▸ EXERCISE BRIEF: The entries below should be output exactly as written.

════════════════════

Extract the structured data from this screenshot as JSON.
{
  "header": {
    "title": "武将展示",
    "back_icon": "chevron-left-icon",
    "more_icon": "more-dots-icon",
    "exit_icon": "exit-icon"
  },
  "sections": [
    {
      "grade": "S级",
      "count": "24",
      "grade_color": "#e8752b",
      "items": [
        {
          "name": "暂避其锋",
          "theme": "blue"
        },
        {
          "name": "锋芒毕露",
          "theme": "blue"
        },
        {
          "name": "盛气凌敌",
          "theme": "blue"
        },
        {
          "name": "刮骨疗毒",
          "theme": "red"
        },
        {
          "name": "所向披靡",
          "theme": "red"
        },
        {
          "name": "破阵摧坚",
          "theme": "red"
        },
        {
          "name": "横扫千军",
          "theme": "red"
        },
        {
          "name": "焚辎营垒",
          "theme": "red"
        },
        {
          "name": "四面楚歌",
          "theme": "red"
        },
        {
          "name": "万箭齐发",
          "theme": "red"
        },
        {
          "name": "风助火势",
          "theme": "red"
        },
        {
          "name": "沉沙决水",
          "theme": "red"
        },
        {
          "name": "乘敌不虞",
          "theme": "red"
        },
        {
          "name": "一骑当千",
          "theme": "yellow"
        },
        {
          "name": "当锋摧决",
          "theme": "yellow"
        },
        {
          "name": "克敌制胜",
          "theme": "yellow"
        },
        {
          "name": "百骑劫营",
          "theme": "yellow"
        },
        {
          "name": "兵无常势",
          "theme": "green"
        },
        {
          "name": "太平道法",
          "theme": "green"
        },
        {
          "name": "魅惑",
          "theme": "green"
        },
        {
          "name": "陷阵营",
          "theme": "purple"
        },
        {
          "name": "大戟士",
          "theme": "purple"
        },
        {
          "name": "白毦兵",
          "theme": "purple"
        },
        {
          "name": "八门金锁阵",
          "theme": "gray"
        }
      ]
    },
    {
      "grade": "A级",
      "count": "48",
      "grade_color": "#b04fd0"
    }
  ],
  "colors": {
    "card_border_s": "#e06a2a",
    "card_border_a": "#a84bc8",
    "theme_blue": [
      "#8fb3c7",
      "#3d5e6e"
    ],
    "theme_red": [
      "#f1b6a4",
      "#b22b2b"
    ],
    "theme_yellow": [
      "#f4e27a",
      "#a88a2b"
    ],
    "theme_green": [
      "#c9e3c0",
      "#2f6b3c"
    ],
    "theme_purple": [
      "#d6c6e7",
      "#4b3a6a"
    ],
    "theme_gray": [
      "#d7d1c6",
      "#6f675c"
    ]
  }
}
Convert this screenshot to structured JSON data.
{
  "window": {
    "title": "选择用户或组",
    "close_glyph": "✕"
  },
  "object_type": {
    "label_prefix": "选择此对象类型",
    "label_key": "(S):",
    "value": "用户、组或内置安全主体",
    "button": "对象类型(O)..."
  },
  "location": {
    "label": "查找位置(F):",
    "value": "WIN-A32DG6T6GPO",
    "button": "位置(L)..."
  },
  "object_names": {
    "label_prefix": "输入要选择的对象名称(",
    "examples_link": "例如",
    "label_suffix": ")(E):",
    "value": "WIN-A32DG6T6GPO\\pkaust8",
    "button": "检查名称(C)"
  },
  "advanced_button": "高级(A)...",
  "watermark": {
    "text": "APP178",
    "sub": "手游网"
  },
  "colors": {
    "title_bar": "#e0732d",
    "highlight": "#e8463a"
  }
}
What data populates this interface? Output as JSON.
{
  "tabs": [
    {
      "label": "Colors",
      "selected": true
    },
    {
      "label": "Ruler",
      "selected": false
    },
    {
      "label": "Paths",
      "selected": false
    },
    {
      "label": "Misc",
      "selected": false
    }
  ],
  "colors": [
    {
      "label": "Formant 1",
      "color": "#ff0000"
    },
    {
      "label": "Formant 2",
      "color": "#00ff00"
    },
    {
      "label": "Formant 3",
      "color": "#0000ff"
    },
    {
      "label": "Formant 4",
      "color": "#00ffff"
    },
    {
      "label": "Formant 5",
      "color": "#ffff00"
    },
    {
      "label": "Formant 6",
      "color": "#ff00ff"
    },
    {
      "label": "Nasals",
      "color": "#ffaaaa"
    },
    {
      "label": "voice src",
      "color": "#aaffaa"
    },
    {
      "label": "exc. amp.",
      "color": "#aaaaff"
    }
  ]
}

════════════════════

▸ ANSWER BELOW:
Extract the structured data from this screenshot as JSON.
{
  "header": {
    "title": "武将展示",
    "back_icon": "chevron-left-icon",
    "more_icon": "more-dots-icon",
    "exit_icon": "exit-icon"
  },
  "sections": [
    {
      "grade": "S级",
      "count": "24",
      "grade_color": "#e8752b",
      "items": [
        {
          "name": "暂避其锋",
          "theme": "blue"
        },
        {
          "name": "锋芒毕露",
          "theme": "blue"
        },
        {
          "name": "盛气凌敌",
          "theme": "blue"
        },
        {
          "name": "刮骨疗毒",
          "theme": "red"
        },
        {
          "name": "所向披靡",
          "theme": "red"
        },
        {
          "name": "破阵摧坚",
          "theme": "red"
        },
        {
          "name": "横扫千军",
          "theme": "red"
        },
        {
          "name": "焚辎营垒",
          "theme": "red"
        },
        {
          "name": "四面楚歌",
          "theme": "red"
        },
        {
          "name": "万箭齐发",
          "theme": "red"
        },
        {
          "name": "风助火势",
          "theme": "red"
        },
        {
          "name": "沉沙决水",
          "theme": "red"
        },
        {
          "name": "乘敌不虞",
          "theme": "red"
        },
        {
          "name": "一骑当千",
          "theme": "yellow"
        },
        {
          "name": "当锋摧决",
          "theme": "yellow"
        },
        {
          "name": "克敌制胜",
          "theme": "yellow"
        },
        {
          "name": "百骑劫营",
          "theme": "yellow"
        },
        {
          "name": "兵无常势",
          "theme": "green"
        },
        {
          "name": "太平道法",
          "theme": "green"
        },
        {
          "name": "魅惑",
          "theme": "green"
        },
        {
          "name": "陷阵营",
          "theme": "purple"
        },
        {
          "name": "大戟士",
          "theme": "purple"
        },
        {
          "name": "白毦兵",
          "theme": "purple"
        },
        {
          "name": "八门金锁阵",
          "theme": "gray"
        }
      ]
    },
    {
      "grade": "A级",
      "count": "48",
      "grade_color": "#b04fd0"
    }
  ],
  "colors": {
    "card_border_s": "#e06a2a",
    "card_border_a": "#a84bc8",
    "theme_blue": [
      "#8fb3c7",
      "#3d5e6e"
    ],
    "theme_red": [
      "#f1b6a4",
      "#b22b2b"
    ],
    "theme_yellow": [
      "#f4e27a",
      "#a88a2b"
    ],
    "theme_green": [
      "#c9e3c0",
      "#2f6b3c"
    ],
    "theme_purple": [
      "#d6c6e7",
      "#4b3a6a"
    ],
    "theme_gray": [
      "#d7d1c6",
      "#6f675c"
    ]
  }
}
Convert this screenshot to structured JSON data.
{
  "window": {
    "title": "选择用户或组",
    "close_glyph": "✕"
  },
  "object_type": {
    "label_prefix": "选择此对象类型",
    "label_key": "(S):",
    "value": "用户、组或内置安全主体",
    "button": "对象类型(O)..."
  },
  "location": {
    "label": "查找位置(F):",
    "value": "WIN-A32DG6T6GPO",
    "button": "位置(L)..."
  },
  "object_names": {
    "label_prefix": "输入要选择的对象名称(",
    "examples_link": "例如",
    "label_suffix": ")(E):",
    "value": "WIN-A32DG6T6GPO\\pkaust8",
    "button": "检查名称(C)"
  },
  "advanced_button": "高级(A)...",
  "watermark": {
    "text": "APP178",
    "sub": "手游网"
  },
  "colors": {
    "title_bar": "#e0732d",
    "highlight": "#e8463a"
  }
}
What data populates this interface? Output as JSON.
{
  "tabs": [
    {
      "label": "Colors",
      "selected": true
    },
    {
      "label": "Ruler",
      "selected": false
    },
    {
      "label": "Paths",
      "selected": false
    },
    {
      "label": "Misc",
      "selected": false
    }
  ],
  "colors": [
    {
      "label": "Formant 1",
      "color": "#ff0000"
    },
    {
      "label": "Formant 2",
      "color": "#00ff00"
    },
    {
      "label": "Formant 3",
      "color": "#0000ff"
    },
    {
      "label": "Formant 4",
      "color": "#00ffff"
    },
    {
      "label": "Formant 5",
      "color": "#ffff00"
    },
    {
      "label": "Formant 6",
      "color": "#ff00ff"
    },
    {
      "label": "Nasals",
      "color": "#ffaaaa"
    },
    {
      "label": "voice src",
      "color": "#aaffaa"
    },
    {
      "label": "exc. amp.",
      "color": "#aaaaff"
    }
  ]
}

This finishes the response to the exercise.